Task prompt: Using the records below, count the lines with "chevron" in them. Give the number only.

[Dataset items]
____

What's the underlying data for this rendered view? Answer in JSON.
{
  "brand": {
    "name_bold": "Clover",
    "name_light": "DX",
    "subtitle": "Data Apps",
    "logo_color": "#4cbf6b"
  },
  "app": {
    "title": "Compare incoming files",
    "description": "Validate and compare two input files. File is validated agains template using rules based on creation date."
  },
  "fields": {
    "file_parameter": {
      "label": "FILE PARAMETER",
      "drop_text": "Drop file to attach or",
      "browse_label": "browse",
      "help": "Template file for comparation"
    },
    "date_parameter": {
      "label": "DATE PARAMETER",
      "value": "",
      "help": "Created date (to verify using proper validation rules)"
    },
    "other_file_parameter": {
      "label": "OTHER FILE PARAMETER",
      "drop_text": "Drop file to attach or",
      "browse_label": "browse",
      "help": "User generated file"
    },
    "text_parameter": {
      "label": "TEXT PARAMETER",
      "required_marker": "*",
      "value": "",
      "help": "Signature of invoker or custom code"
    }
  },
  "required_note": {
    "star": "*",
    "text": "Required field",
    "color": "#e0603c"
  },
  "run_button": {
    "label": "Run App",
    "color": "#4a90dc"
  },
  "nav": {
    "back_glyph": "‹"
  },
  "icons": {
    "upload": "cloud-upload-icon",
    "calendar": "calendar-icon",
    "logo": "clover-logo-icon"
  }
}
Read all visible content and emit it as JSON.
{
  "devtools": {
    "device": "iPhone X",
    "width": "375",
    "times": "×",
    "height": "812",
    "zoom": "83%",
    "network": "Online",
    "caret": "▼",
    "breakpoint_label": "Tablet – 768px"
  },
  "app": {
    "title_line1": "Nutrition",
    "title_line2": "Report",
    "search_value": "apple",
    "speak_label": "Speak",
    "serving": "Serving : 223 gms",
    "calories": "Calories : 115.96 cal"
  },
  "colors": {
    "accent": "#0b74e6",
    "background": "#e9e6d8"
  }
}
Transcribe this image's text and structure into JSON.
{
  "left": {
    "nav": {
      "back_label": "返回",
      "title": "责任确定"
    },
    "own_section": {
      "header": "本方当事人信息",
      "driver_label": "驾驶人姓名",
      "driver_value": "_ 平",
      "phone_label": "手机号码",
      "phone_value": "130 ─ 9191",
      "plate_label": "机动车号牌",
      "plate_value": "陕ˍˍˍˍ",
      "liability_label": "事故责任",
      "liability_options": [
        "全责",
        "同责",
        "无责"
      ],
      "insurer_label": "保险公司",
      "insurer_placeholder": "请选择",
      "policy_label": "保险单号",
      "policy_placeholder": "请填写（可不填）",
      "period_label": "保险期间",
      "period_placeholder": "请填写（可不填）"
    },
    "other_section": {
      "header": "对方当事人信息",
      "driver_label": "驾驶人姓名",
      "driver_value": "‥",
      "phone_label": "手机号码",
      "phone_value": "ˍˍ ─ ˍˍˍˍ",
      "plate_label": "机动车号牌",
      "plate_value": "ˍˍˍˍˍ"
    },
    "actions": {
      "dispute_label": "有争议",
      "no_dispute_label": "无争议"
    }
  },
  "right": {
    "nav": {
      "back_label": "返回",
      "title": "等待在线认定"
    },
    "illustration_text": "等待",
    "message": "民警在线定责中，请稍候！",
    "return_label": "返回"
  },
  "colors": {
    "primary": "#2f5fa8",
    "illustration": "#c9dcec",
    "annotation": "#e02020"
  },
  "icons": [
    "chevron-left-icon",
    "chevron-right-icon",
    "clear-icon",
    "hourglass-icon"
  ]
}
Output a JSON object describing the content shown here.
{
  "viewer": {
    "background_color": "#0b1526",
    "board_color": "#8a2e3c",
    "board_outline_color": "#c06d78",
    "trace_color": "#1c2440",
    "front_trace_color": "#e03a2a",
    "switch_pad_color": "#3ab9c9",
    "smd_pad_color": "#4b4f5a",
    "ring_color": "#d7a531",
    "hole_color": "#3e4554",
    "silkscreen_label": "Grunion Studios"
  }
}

____

Task output: 2